▶ _REQUIREMENT_
Count the lines below that contain the word "base", and reply with that number alone.

────────────────────────────────────────

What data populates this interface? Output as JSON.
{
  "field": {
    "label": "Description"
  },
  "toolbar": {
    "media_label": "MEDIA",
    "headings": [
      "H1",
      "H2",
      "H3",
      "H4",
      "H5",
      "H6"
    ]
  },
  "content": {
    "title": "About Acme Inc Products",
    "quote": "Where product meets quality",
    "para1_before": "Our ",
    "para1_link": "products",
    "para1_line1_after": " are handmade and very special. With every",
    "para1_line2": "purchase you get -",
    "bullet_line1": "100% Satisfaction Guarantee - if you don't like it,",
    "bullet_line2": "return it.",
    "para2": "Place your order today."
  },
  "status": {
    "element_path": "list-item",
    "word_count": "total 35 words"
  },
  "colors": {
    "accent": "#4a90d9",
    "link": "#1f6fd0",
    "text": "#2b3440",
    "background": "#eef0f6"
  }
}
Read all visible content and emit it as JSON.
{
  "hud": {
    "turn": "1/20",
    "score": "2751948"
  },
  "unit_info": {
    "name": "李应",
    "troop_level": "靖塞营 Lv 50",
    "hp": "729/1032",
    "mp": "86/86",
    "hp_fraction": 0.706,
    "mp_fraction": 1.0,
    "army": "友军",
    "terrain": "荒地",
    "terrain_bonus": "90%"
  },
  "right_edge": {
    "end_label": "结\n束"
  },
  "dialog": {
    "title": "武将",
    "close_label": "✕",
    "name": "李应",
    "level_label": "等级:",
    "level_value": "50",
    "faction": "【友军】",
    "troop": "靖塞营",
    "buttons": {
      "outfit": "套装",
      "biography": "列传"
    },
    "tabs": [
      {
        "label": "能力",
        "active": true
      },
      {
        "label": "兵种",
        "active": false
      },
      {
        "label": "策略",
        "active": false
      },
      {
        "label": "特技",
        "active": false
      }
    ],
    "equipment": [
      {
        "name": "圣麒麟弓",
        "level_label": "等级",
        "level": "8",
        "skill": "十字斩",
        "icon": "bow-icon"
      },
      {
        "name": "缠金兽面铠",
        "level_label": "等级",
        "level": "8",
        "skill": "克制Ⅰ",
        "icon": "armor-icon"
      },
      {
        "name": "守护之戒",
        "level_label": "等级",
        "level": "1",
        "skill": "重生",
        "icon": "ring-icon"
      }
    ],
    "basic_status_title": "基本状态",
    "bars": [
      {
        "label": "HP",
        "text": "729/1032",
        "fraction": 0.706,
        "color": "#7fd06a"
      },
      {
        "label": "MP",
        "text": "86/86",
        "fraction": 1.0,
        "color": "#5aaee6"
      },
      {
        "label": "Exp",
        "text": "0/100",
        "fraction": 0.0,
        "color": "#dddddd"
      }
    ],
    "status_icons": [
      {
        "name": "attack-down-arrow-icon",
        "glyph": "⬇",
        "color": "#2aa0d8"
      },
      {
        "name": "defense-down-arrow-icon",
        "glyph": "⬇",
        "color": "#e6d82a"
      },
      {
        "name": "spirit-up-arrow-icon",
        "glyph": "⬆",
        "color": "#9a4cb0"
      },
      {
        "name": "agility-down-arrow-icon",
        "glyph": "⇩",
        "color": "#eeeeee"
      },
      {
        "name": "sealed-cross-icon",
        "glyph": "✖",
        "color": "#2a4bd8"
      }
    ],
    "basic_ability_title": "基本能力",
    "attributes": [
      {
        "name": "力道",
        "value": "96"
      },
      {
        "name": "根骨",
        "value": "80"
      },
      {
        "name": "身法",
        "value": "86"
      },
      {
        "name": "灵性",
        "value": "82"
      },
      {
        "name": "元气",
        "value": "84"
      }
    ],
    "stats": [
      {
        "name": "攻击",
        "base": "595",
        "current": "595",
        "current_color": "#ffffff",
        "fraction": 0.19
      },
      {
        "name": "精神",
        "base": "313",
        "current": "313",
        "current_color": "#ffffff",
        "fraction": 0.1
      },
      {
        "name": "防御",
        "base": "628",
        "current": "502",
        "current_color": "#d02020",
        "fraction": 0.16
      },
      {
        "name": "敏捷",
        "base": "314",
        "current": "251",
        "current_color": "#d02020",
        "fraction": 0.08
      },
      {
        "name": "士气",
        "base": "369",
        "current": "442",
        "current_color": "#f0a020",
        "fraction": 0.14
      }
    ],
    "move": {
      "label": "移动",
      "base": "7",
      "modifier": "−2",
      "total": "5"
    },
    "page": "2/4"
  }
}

────────────────────────────────────────

▶ _OUTPUT BELOW_
6